設問 |
(a) 北勢線の車両に関する文章で、1931年の全線電化開業に合わせてモハニ50形は何両製造されたか。
(b) 北勢線の車両に関する文章のうち、「三岐鉄道北勢線 北勢鉄道モハニ50形→モニ220形保存車モニ226」から「輛製造本店で製造されました。」までの部分をそのまま返してください。
(c) 北勢線の車両に関する文章を、最後の文の後から再開して書き継ぐ。

本文 |
━━━━━━━━
三岐鉄道北勢線 北勢鉄道モハニ50形→モニ220形保存車モニ226
三岐鉄道北勢線の車両の話題、最後は阿下喜駅横の軽便鉄道博物館に復元展示されているモニ220形モニ226の話題です。
阿下喜駅の横に建つ軽便鉄道博物館 北勢線に乗った日はちょうど開館日でした。
1931年7月8日、北勢線の路線の六石~阿下喜間が延伸され、全線電化開業しました。これに合わせてモハニ50形モハニ50~55の6両と電気機関車20形20・21が名古屋の日本車輛製造本店で製造されました。
1944年2月11日の三重交通への統合では、松坂電気鉄道からのモニ201形(旧デ31形)、四日市鉄道からのモニ211形(旧デハニ51形)に続くモニ221形モニ221-226が附番され、改番されました。
1949年3月に同型のモニ227-229の3両が追加製造され、227が北勢線、228・229が三重線に配置されました。
車体は11m級の半鋼製、内装は木製、座席はロングシートです。
━━━━━━━━
抽出されたデータ項目:

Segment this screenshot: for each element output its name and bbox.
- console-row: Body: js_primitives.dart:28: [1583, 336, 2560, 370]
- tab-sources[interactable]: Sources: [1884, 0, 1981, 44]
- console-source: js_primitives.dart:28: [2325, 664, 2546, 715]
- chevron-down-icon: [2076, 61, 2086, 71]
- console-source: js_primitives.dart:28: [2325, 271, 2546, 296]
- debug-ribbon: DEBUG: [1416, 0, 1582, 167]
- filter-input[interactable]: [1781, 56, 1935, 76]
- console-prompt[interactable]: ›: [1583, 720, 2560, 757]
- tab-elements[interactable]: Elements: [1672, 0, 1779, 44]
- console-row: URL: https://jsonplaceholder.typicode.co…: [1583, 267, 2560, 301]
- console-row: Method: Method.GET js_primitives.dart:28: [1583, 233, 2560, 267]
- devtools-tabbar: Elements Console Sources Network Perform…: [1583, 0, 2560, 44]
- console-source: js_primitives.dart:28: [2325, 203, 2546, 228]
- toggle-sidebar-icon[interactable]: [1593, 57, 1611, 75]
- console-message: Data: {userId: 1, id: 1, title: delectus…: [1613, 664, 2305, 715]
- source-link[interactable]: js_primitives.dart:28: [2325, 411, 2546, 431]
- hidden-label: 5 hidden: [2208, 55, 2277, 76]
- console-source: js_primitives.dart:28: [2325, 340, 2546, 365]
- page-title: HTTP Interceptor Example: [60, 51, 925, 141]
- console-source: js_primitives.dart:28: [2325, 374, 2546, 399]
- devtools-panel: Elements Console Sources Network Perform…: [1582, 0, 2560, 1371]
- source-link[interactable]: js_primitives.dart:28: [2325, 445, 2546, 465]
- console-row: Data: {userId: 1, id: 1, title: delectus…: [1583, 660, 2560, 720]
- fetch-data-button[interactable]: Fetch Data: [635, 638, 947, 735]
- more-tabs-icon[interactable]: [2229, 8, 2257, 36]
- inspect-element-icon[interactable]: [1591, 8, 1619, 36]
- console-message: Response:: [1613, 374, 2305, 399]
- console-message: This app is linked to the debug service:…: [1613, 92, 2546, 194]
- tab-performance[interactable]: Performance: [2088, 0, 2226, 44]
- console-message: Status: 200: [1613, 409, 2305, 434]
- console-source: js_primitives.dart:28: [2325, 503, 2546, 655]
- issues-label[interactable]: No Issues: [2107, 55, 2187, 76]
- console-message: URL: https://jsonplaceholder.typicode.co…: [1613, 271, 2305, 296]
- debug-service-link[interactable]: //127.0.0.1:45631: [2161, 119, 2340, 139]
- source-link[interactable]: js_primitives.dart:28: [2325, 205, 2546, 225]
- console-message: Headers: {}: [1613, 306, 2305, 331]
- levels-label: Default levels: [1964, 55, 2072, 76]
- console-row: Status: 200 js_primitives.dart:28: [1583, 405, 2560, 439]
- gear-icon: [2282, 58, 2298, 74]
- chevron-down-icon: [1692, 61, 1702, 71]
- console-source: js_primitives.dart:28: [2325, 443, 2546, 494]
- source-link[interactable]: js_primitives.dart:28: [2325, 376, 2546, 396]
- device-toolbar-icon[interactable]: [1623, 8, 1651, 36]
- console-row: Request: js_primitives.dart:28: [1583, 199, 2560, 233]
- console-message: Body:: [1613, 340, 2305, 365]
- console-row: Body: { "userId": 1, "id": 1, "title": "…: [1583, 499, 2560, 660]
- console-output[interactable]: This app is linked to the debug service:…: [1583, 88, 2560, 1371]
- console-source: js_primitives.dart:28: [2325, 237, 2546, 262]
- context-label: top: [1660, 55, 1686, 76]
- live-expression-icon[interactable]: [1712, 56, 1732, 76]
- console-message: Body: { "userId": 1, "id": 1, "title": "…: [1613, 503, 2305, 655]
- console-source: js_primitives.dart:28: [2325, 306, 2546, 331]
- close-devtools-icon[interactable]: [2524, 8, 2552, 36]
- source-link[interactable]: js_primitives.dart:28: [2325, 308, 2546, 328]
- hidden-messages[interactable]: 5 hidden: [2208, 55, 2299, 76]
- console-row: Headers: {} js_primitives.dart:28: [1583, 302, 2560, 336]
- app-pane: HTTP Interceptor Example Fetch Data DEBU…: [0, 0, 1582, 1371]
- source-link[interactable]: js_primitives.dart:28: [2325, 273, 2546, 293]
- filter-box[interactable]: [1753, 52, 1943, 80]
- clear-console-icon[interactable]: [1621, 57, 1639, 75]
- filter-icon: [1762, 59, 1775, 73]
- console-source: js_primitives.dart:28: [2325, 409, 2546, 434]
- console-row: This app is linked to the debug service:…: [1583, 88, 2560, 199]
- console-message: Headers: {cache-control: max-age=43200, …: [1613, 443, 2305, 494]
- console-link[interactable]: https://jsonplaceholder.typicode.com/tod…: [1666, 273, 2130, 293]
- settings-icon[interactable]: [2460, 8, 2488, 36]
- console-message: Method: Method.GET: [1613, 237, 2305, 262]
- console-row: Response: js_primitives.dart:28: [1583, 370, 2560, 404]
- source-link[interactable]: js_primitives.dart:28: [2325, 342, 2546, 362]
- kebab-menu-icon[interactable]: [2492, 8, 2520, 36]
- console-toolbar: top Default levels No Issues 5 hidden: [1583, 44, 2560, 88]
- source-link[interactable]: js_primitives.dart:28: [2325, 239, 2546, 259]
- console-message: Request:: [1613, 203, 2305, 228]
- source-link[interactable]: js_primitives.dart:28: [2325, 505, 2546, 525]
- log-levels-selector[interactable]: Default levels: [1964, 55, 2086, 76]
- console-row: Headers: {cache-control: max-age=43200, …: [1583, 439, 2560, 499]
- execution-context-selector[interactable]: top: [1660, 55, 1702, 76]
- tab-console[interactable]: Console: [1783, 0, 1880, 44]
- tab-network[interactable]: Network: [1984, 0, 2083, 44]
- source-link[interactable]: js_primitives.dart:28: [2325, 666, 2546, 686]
━━━━━━━━
解答一覧 |
(a) 6両（モハニ50～55）。

(b)
三岐鉄道北勢線 北勢鉄道モハニ50形→モニ220形保存車モニ226
三岐鉄道北勢線の車両の話題、最後は阿下喜駅横の軽便鉄道博物館に復元展示されているモニ220形モニ226の話題です。
阿下喜駅の横に建つ軽便鉄道博物館 北勢線に乗った日はちょうど開館日でした。
1931年7月8日、北勢線の路線の六石~阿下喜間が延伸され、全線電化開業しました。これに合わせてモハニ50形モハニ50~55の6両と電気機関車20形20・21が名古屋の日本車輛製造本店で製造されました。

(c)
三菱電機KR-8直接制御器に同じく三菱電機MB-216ARという当時の軽便電車用モーターとしては比較的大出力の主電動機を2基ずつ組み合わせて永久直列とし、これら2組を抵抗の挿抜を組み合わせた上で直並列制御する、路面電車並みの直接制御車です。電車と言えども総括制御ではなく、機関車のように付随客車を牽引し、両端駅で入換えを行う方式の運用形態が採られました。モーター出力の関係から付随車4両まで牽引することが可能でした。
台車は日本車輌製造NKC-1が採用され、リンク支持の板バネによる枕バネを備える軸バネ式台車でした。
ブレーキはシンプルな非常弁付き直通空気ブレーキ(SMEブレーキ)が採用されました。
電化後の北勢鉄道の主力として活躍し、1934年以降の北勢電気鉄道、1944年以降の三重交通北勢線、1964年以降の三重電鉄北勢線、1965年以降の近畿日本鉄道北勢線時代も他線に移ることなく使用されました。近鉄時代に形式称号がモニ220形になりました。
昨日の記事にあるようにモ4400形(現200系)が1971年に非電装化された際には牽引車として活躍しました。
1977年、270系が投入され北勢線の電動車に余剰が出るとモニ225-227の3両は内部・八王子線に転属となり、モニ221-224は221/223の電装を解除、荷物室を廃止し、西桑名より妻面に貫通路を設けて阿下喜向き片運転台式制御車ク220形ク221、223へ改造され、モニ222,224は荷物室を廃止、方向転換の上、阿下喜寄り妻面に貫通路を設置し、西桑名向きの片運転台式制御電動車とし、両形式を背中合わせに連結し、ク221+モ222、ク223+モ224の2両固定編成2本となりました。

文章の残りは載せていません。